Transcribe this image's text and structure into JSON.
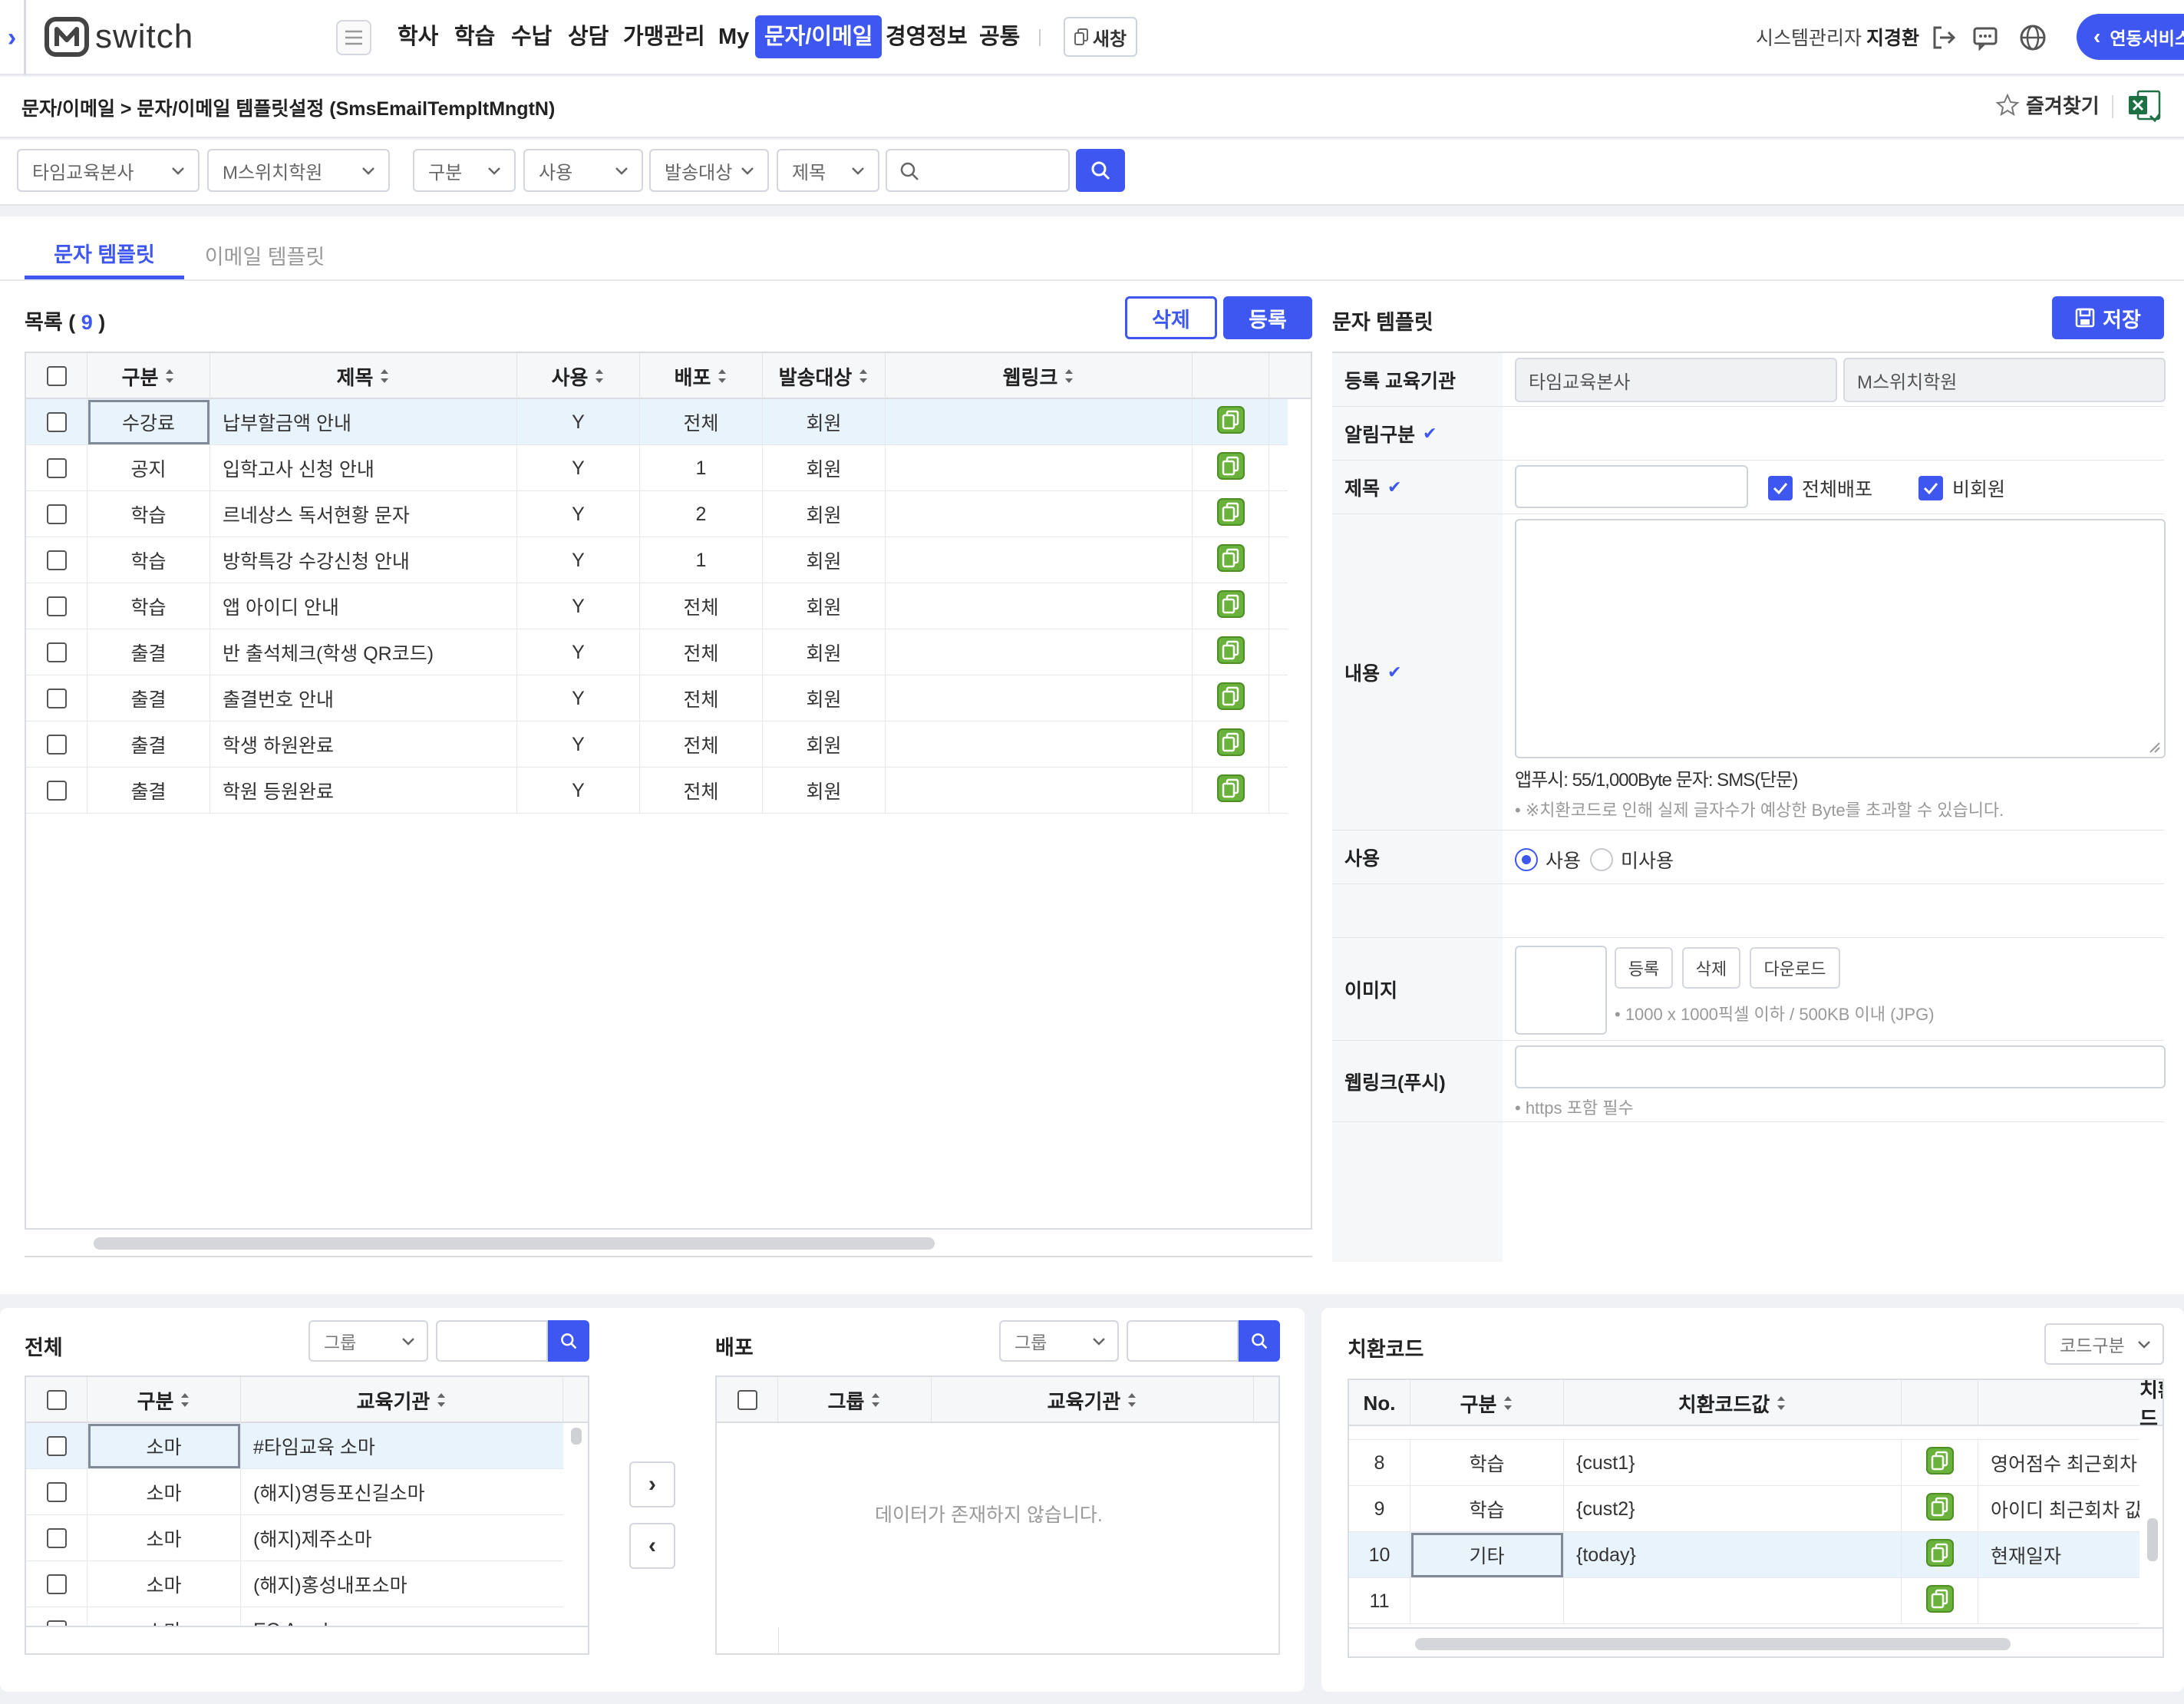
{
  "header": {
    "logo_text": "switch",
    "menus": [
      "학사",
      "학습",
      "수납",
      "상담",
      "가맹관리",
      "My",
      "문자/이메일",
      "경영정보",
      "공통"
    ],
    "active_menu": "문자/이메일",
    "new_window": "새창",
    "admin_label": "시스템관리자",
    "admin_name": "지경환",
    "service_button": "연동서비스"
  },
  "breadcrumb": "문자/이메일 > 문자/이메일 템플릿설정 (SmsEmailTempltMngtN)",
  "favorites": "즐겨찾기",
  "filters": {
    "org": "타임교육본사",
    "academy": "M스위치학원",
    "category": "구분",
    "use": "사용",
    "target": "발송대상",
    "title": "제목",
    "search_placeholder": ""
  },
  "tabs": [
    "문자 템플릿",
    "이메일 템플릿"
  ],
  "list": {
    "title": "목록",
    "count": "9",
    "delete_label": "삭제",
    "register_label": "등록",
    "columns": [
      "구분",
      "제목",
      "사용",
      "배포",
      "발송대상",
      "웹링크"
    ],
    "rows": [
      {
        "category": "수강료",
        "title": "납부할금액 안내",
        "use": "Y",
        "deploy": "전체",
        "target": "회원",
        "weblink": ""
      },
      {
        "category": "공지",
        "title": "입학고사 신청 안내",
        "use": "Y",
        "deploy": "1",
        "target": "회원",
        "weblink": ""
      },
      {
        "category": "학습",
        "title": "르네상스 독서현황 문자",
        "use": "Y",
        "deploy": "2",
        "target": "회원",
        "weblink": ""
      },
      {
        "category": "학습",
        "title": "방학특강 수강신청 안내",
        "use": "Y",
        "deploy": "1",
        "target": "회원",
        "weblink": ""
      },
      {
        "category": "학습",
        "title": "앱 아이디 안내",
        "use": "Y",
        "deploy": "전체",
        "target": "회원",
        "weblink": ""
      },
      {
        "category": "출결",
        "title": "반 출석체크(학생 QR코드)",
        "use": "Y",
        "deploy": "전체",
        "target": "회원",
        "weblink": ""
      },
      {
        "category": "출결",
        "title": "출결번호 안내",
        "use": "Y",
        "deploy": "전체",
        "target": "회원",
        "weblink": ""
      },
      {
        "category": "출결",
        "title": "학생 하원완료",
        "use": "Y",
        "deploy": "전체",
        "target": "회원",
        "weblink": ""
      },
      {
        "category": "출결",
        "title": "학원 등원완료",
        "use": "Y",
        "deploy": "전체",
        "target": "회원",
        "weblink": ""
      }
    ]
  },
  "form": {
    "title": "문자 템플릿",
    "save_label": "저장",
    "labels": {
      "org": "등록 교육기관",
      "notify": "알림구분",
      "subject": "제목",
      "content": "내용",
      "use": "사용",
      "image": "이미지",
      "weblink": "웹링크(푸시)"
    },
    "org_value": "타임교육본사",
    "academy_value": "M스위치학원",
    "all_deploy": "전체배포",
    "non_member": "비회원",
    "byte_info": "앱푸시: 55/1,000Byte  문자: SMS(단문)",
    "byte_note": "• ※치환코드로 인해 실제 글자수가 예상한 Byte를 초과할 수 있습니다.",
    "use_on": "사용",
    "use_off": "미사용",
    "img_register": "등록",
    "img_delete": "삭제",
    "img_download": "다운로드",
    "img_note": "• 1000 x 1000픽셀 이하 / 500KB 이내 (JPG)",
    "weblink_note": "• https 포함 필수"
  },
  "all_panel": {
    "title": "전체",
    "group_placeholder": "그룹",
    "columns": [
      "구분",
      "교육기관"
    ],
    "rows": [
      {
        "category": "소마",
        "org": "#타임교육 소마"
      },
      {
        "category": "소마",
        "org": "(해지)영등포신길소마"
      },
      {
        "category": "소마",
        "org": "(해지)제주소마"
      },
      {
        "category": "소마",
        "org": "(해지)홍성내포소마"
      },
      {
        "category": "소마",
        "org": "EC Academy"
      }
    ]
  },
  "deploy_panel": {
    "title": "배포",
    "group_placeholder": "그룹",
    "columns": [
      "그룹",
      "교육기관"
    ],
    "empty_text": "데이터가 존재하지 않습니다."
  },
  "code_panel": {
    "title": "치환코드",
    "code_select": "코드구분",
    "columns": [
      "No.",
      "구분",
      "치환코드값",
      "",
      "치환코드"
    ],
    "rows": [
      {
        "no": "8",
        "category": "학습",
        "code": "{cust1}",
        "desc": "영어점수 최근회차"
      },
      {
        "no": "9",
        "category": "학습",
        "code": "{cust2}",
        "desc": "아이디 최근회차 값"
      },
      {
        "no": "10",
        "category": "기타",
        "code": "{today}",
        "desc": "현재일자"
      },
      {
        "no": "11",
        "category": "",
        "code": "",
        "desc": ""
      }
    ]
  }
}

········

▶ Problem requirements
Restate the full listing verbatim and drop every picture.

▶ Final answer
Transcribe this image's text and structure into JSON.
{
  "header": {
    "logo_text": "switch",
    "menus": [
      "학사",
      "학습",
      "수납",
      "상담",
      "가맹관리",
      "My",
      "문자/이메일",
      "경영정보",
      "공통"
    ],
    "active_menu": "문자/이메일",
    "new_window": "새창",
    "admin_label": "시스템관리자",
    "admin_name": "지경환",
    "service_button": "연동서비스"
  },
  "breadcrumb": "문자/이메일 > 문자/이메일 템플릿설정 (SmsEmailTempltMngtN)",
  "favorites": "즐겨찾기",
  "filters": {
    "org": "타임교육본사",
    "academy": "M스위치학원",
    "category": "구분",
    "use": "사용",
    "target": "발송대상",
    "title": "제목",
    "search_placeholder": ""
  },
  "tabs": [
    "문자 템플릿",
    "이메일 템플릿"
  ],
  "list": {
    "title": "목록",
    "count": "9",
    "delete_label": "삭제",
    "register_label": "등록",
    "columns": [
      "구분",
      "제목",
      "사용",
      "배포",
      "발송대상",
      "웹링크"
    ],
    "rows": [
      {
        "category": "수강료",
        "title": "납부할금액 안내",
        "use": "Y",
        "deploy": "전체",
        "target": "회원",
        "weblink": ""
      },
      {
        "category": "공지",
        "title": "입학고사 신청 안내",
        "use": "Y",
        "deploy": "1",
        "target": "회원",
        "weblink": ""
      },
      {
        "category": "학습",
        "title": "르네상스 독서현황 문자",
        "use": "Y",
        "deploy": "2",
        "target": "회원",
        "weblink": ""
      },
      {
        "category": "학습",
        "title": "방학특강 수강신청 안내",
        "use": "Y",
        "deploy": "1",
        "target": "회원",
        "weblink": ""
      },
      {
        "category": "학습",
        "title": "앱 아이디 안내",
        "use": "Y",
        "deploy": "전체",
        "target": "회원",
        "weblink": ""
      },
      {
        "category": "출결",
        "title": "반 출석체크(학생 QR코드)",
        "use": "Y",
        "deploy": "전체",
        "target": "회원",
        "weblink": ""
      },
      {
        "category": "출결",
        "title": "출결번호 안내",
        "use": "Y",
        "deploy": "전체",
        "target": "회원",
        "weblink": ""
      },
      {
        "category": "출결",
        "title": "학생 하원완료",
        "use": "Y",
        "deploy": "전체",
        "target": "회원",
        "weblink": ""
      },
      {
        "category": "출결",
        "title": "학원 등원완료",
        "use": "Y",
        "deploy": "전체",
        "target": "회원",
        "weblink": ""
      }
    ]
  },
  "form": {
    "title": "문자 템플릿",
    "save_label": "저장",
    "labels": {
      "org": "등록 교육기관",
      "notify": "알림구분",
      "subject": "제목",
      "content": "내용",
      "use": "사용",
      "image": "이미지",
      "weblink": "웹링크(푸시)"
    },
    "org_value": "타임교육본사",
    "academy_value": "M스위치학원",
    "all_deploy": "전체배포",
    "non_member": "비회원",
    "byte_info": "앱푸시: 55/1,000Byte  문자: SMS(단문)",
    "byte_note": "• ※치환코드로 인해 실제 글자수가 예상한 Byte를 초과할 수 있습니다.",
    "use_on": "사용",
    "use_off": "미사용",
    "img_register": "등록",
    "img_delete": "삭제",
    "img_download": "다운로드",
    "img_note": "• 1000 x 1000픽셀 이하 / 500KB 이내 (JPG)",
    "weblink_note": "• https 포함 필수"
  },
  "all_panel": {
    "title": "전체",
    "group_placeholder": "그룹",
    "columns": [
      "구분",
      "교육기관"
    ],
    "rows": [
      {
        "category": "소마",
        "org": "#타임교육 소마"
      },
      {
        "category": "소마",
        "org": "(해지)영등포신길소마"
      },
      {
        "category": "소마",
        "org": "(해지)제주소마"
      },
      {
        "category": "소마",
        "org": "(해지)홍성내포소마"
      },
      {
        "category": "소마",
        "org": "EC Academy"
      }
    ]
  },
  "deploy_panel": {
    "title": "배포",
    "group_placeholder": "그룹",
    "columns": [
      "그룹",
      "교육기관"
    ],
    "empty_text": "데이터가 존재하지 않습니다."
  },
  "code_panel": {
    "title": "치환코드",
    "code_select": "코드구분",
    "columns": [
      "No.",
      "구분",
      "치환코드값",
      "",
      "치환코드"
    ],
    "rows": [
      {
        "no": "8",
        "category": "학습",
        "code": "{cust1}",
        "desc": "영어점수 최근회차"
      },
      {
        "no": "9",
        "category": "학습",
        "code": "{cust2}",
        "desc": "아이디 최근회차 값"
      },
      {
        "no": "10",
        "category": "기타",
        "code": "{today}",
        "desc": "현재일자"
      },
      {
        "no": "11",
        "category": "",
        "code": "",
        "desc": ""
      }
    ]
  }
}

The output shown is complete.